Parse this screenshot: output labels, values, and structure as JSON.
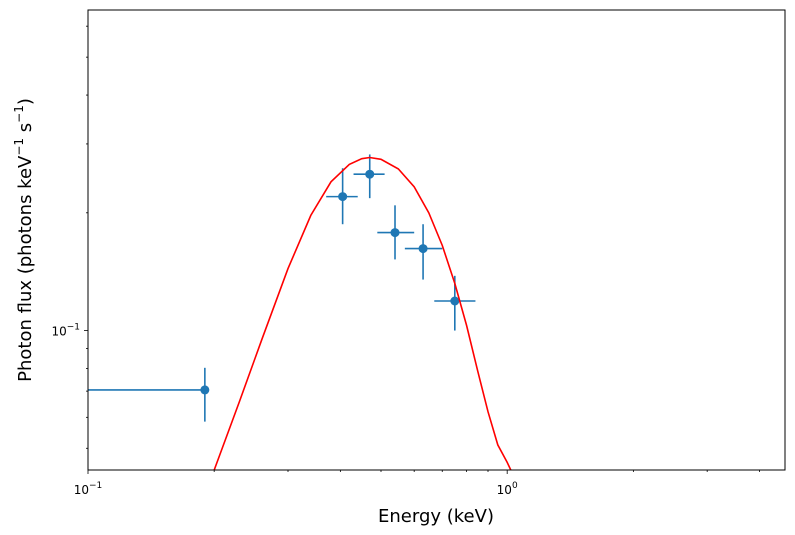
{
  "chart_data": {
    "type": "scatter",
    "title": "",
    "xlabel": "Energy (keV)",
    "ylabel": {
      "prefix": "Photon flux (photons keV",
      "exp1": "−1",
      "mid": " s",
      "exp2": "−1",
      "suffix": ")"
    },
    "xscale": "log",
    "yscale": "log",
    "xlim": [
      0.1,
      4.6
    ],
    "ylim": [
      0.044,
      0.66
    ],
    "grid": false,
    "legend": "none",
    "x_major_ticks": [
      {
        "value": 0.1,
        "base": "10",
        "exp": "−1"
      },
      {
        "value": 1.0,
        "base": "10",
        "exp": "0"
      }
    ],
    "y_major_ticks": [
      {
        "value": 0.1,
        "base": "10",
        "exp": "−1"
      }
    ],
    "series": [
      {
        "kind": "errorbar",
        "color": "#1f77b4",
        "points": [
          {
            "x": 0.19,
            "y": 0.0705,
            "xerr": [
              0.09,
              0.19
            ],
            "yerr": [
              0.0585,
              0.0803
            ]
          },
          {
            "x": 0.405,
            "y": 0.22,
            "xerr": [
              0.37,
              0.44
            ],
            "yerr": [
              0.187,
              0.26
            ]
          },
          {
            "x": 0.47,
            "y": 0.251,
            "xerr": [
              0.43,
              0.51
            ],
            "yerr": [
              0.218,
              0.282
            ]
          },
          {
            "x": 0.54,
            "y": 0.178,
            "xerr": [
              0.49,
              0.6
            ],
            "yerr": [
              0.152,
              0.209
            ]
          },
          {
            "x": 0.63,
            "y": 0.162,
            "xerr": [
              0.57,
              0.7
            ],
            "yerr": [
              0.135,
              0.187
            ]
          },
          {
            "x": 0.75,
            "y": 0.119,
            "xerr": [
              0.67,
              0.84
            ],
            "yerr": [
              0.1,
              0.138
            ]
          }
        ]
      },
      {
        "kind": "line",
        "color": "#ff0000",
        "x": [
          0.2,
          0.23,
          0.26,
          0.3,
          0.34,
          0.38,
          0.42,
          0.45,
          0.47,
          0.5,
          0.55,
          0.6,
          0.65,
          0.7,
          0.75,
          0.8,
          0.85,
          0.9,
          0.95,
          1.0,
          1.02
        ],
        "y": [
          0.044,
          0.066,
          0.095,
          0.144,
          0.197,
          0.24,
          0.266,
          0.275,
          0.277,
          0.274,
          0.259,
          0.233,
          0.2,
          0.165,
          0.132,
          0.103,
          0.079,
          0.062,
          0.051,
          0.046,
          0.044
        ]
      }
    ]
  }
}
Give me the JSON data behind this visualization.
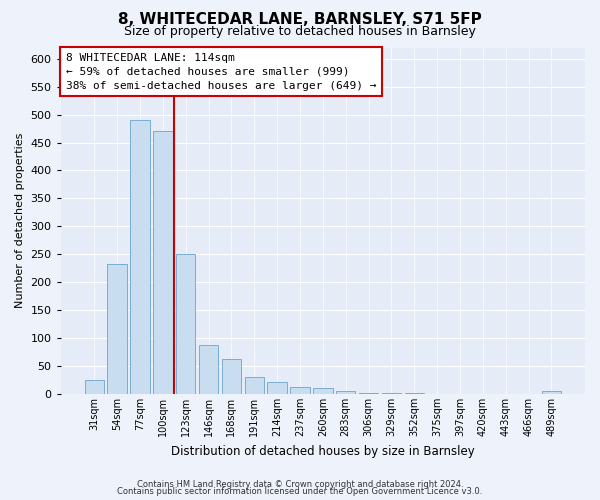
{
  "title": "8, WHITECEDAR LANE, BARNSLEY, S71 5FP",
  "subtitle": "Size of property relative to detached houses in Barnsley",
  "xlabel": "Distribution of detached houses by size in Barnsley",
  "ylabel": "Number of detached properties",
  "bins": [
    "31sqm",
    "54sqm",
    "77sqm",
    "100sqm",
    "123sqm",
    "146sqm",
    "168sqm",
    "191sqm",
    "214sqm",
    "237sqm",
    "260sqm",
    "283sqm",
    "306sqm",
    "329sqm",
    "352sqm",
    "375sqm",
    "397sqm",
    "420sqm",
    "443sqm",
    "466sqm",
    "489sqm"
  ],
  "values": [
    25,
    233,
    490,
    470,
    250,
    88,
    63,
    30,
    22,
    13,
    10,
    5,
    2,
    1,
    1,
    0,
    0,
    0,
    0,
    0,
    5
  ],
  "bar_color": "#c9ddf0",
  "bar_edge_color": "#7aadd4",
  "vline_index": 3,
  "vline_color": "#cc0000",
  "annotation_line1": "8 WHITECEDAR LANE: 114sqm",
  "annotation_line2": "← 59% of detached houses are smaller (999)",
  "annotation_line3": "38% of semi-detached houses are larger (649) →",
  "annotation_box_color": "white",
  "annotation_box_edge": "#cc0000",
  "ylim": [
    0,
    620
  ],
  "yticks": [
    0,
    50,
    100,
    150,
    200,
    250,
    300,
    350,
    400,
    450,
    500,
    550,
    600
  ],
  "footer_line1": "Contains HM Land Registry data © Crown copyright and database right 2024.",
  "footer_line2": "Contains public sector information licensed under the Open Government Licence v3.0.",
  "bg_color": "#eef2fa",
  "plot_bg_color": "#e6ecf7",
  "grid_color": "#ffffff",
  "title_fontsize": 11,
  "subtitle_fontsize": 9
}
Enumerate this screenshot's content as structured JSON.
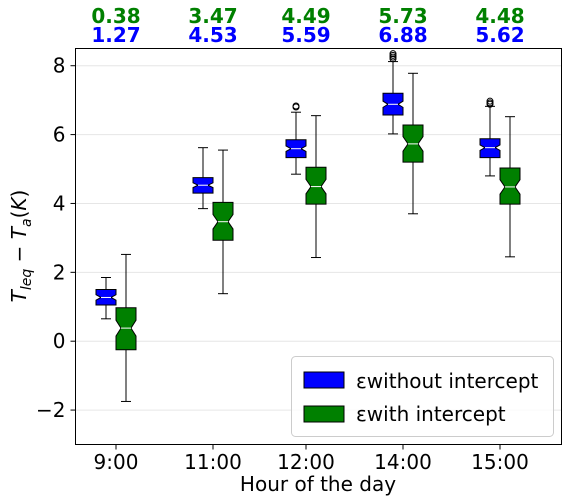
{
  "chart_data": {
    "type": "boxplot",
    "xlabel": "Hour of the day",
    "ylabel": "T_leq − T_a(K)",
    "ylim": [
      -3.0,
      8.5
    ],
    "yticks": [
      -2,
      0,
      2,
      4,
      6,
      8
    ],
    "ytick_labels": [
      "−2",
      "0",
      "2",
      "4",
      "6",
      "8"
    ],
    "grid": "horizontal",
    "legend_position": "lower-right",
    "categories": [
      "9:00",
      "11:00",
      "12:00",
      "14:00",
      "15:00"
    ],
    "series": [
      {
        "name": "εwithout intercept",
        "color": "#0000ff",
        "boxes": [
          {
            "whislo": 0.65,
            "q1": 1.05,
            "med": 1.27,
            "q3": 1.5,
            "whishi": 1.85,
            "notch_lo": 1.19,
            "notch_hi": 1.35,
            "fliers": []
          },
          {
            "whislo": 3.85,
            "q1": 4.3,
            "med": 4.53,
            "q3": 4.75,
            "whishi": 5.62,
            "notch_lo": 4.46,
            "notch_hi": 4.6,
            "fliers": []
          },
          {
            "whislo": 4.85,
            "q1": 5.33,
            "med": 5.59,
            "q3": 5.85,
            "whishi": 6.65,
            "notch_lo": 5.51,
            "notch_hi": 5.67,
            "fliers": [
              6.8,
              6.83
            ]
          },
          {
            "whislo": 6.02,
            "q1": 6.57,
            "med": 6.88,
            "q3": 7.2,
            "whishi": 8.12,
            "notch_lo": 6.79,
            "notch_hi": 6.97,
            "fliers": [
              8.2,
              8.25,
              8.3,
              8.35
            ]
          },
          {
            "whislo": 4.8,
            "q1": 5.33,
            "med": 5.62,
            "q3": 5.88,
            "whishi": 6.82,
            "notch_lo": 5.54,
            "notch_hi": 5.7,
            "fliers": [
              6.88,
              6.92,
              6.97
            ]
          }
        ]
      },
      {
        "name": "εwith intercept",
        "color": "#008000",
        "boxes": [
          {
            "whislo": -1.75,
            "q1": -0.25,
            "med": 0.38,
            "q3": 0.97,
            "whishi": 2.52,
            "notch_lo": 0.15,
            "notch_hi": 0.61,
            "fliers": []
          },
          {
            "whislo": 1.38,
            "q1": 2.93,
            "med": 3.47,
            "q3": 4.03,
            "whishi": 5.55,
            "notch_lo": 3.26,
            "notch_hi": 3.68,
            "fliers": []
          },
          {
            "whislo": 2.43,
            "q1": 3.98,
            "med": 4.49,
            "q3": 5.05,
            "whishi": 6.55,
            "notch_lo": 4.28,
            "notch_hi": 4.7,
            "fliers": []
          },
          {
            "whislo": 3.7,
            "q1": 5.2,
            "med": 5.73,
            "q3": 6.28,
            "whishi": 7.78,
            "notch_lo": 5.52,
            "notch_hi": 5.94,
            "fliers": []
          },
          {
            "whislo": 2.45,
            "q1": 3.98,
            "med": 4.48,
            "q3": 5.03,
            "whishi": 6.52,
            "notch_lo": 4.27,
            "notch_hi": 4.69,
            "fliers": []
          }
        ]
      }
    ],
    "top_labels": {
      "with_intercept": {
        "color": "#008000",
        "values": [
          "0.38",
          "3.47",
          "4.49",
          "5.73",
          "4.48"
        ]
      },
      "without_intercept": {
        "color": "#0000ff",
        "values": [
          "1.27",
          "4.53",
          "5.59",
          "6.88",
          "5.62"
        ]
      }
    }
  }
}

□ □ □

**EXERCISE BRIEF:** Go through the records above, find every line with the word "values", and list those lines.

**THE RESPONSE:**
Parse this screenshot: output labels, values, and structure as JSON.
  "values": [
        "values": [
        "values": [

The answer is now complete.